● **REQUIREMENTS**:
Filter these entries so that only lines with the word "depth" remain.

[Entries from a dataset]
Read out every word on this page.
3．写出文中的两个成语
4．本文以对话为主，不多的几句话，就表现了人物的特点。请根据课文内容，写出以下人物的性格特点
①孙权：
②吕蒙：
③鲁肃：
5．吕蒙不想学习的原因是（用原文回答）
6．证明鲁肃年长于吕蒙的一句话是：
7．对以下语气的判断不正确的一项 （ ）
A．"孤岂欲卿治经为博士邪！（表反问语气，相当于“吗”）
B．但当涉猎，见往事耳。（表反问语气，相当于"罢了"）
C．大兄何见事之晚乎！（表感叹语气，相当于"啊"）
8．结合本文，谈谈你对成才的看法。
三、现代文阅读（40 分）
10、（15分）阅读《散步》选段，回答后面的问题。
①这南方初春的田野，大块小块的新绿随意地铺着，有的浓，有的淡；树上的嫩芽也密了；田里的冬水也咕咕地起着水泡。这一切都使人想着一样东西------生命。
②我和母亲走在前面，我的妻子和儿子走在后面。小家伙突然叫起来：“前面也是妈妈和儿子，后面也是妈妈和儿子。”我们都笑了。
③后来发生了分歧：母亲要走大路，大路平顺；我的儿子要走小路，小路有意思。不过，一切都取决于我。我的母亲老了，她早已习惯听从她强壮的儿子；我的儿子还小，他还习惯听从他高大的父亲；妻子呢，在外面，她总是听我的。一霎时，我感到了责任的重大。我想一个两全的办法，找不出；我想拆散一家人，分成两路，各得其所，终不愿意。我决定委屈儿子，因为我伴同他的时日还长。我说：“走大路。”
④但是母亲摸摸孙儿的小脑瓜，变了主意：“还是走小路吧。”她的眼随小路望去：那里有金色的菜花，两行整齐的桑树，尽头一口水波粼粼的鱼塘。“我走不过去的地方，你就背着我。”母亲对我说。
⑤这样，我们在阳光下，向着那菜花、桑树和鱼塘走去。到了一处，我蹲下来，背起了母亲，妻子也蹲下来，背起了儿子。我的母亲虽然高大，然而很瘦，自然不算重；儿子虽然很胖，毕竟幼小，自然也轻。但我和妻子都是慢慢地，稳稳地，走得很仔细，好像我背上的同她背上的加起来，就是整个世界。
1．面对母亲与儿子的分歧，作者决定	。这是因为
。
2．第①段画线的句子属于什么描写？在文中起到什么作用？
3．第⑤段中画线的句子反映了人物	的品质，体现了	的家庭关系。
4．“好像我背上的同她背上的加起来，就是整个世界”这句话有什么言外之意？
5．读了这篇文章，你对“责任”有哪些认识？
==
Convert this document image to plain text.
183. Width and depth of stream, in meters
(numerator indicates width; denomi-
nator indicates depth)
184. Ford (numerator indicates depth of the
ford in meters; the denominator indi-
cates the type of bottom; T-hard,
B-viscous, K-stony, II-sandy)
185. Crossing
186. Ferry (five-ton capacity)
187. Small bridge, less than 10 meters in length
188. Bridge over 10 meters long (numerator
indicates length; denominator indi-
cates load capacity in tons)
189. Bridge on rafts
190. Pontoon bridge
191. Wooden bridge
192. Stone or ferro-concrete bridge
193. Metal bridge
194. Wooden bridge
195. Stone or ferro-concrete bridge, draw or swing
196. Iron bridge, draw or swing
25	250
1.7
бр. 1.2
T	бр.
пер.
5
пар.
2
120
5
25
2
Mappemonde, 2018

● **SOLUTION FOR THIS PROBLEM**:
183. Width and depth of stream, in meters
nator indicates depth)
184. Ford (numerator indicates depth of the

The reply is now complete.